Given exercise: Read the lines below. Copy out any that hold the string "conséquent".

Dataset entries:
::::

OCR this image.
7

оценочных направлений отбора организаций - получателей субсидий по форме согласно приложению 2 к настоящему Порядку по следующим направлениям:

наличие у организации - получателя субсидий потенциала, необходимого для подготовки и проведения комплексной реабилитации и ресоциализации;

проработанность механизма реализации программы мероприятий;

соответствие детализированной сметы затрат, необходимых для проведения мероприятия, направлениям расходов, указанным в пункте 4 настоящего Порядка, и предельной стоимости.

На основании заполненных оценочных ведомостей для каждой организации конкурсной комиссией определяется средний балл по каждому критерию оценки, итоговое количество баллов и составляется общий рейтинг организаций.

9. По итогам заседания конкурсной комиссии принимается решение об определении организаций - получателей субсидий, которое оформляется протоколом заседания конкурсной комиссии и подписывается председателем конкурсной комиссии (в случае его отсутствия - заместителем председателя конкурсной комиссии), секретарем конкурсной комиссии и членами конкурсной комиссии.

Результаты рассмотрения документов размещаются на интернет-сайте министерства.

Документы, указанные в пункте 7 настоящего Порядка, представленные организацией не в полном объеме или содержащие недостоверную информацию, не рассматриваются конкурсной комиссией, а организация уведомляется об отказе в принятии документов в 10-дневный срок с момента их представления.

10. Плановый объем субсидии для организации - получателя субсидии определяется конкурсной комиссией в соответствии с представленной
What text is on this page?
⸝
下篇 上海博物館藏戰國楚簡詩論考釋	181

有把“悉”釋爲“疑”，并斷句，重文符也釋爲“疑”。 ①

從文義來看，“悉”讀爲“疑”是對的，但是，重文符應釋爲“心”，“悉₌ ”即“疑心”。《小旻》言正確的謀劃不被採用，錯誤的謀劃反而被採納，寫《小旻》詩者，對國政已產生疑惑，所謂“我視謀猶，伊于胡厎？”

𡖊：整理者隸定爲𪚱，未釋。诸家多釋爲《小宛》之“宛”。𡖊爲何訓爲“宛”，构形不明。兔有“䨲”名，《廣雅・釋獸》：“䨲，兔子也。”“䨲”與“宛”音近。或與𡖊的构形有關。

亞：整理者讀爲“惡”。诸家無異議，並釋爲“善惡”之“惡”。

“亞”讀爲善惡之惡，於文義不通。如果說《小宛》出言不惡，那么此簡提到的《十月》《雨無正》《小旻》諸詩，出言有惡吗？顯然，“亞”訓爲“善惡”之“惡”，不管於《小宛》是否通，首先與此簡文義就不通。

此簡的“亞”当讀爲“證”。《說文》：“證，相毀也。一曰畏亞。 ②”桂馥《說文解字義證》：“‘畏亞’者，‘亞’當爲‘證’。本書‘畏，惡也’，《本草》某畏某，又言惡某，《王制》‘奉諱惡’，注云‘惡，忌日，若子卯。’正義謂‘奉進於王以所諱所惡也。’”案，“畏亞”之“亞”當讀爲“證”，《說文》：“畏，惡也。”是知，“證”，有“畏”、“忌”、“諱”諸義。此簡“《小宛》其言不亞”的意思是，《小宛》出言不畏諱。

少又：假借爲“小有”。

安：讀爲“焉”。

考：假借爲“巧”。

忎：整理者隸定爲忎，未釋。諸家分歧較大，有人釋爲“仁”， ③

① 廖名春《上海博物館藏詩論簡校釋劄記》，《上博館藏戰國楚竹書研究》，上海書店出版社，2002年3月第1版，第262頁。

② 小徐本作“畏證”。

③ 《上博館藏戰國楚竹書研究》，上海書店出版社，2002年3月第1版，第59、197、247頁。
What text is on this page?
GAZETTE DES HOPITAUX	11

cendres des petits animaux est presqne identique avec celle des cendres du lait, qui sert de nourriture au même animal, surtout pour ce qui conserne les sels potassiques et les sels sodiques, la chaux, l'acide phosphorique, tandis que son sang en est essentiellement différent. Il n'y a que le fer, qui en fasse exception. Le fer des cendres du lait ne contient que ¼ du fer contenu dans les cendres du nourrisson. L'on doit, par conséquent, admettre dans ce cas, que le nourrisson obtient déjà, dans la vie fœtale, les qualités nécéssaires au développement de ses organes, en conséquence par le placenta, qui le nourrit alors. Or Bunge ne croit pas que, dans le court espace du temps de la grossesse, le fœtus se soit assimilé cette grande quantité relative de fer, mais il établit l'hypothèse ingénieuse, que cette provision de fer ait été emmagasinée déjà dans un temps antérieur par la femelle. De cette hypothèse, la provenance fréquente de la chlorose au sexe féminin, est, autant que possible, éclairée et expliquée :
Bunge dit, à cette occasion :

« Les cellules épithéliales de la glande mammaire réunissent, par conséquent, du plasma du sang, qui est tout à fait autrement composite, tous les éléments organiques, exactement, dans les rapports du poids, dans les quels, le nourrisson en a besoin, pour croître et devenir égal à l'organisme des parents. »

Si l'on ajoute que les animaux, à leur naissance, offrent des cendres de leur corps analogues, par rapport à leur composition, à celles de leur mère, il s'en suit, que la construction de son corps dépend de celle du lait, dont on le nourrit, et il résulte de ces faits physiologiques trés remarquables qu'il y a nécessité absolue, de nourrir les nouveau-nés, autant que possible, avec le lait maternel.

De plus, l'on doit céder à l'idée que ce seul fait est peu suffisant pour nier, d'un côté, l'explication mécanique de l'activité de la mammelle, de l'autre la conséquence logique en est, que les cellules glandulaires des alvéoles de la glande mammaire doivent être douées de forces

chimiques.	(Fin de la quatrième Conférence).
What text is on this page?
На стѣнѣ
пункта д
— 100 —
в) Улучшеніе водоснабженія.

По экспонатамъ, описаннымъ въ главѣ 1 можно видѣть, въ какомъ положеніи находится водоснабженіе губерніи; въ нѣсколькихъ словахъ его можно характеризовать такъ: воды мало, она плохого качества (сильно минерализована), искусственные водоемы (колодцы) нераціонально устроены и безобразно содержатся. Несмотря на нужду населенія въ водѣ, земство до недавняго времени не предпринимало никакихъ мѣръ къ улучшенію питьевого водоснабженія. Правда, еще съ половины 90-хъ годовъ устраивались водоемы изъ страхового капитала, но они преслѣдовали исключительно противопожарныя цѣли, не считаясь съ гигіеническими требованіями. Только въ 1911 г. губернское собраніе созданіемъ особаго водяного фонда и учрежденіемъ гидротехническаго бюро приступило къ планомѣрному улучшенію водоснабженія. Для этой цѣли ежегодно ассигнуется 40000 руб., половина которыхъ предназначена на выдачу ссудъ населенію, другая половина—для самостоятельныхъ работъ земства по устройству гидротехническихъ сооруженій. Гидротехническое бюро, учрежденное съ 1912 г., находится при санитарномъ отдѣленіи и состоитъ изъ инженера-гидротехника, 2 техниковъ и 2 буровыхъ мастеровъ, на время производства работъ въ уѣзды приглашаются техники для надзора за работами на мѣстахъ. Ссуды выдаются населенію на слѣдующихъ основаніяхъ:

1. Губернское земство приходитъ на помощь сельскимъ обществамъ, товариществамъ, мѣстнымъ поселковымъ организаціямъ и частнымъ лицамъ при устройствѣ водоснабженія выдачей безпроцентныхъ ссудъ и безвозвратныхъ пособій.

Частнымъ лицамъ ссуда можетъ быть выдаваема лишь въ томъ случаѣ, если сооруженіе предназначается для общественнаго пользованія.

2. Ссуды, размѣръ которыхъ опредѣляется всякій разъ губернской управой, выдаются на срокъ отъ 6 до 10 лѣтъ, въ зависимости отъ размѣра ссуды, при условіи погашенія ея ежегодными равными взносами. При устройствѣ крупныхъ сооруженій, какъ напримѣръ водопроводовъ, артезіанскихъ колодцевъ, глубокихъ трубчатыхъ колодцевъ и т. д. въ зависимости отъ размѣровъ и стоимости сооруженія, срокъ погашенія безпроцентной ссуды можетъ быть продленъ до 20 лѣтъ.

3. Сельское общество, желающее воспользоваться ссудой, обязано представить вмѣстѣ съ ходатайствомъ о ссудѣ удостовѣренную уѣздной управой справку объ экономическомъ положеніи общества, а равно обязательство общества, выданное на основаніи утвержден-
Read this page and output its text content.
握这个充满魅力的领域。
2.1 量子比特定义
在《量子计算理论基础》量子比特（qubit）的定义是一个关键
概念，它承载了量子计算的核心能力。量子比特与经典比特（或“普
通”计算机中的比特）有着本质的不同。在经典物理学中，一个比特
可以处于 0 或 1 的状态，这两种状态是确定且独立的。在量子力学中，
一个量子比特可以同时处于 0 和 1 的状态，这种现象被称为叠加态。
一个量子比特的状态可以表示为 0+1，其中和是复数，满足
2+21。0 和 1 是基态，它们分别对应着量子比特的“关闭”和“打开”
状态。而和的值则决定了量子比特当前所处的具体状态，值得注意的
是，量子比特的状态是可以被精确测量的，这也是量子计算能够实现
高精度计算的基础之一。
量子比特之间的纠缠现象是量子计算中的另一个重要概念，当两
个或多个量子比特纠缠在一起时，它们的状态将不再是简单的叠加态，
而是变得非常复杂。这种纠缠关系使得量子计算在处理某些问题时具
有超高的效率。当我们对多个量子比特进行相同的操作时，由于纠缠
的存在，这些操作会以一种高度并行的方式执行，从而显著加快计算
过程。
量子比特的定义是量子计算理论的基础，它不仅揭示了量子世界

::::

Reply to the task:
cendres des petits animaux est presqne identique avec celle des cendres du lait, qui sert de nourriture au même animal, surtout pour ce qui conserne les sels potassiques et les sels sodiques, la chaux, l'acide phosphorique, tandis que son sang en est essentiellement différent. Il n'y a que le fer, qui en fasse exception. Le fer des cendres du lait ne contient que ¼ du fer contenu dans les cendres du nourrisson. L'on doit, par conséquent, admettre dans ce cas, que le nourrisson obtient déjà, dans la vie fœtale, les qualités nécéssaires au développement de ses organes, en conséquence par le placenta, qui le nourrit alors. Or Bunge ne croit pas que, dans le court espace du temps de la grossesse, le fœtus se soit assimilé cette grande quantité relative de fer, mais il établit l'hypothèse ingénieuse, que cette provision de fer ait été emmagasinée déjà dans un temps antérieur par la femelle. De cette hypothèse, la provenance fréquente de la chlorose au sexe féminin, est, autant que possible, éclairée et expliquée :
« Les cellules épithéliales de la glande mammaire réunissent, par conséquent, du plasma du sang, qui est tout à fait autrement composite, tous les éléments organiques, exactement, dans les rapports du poids, dans les quels, le nourrisson en a besoin, pour croître et devenir égal à l'organisme des parents. »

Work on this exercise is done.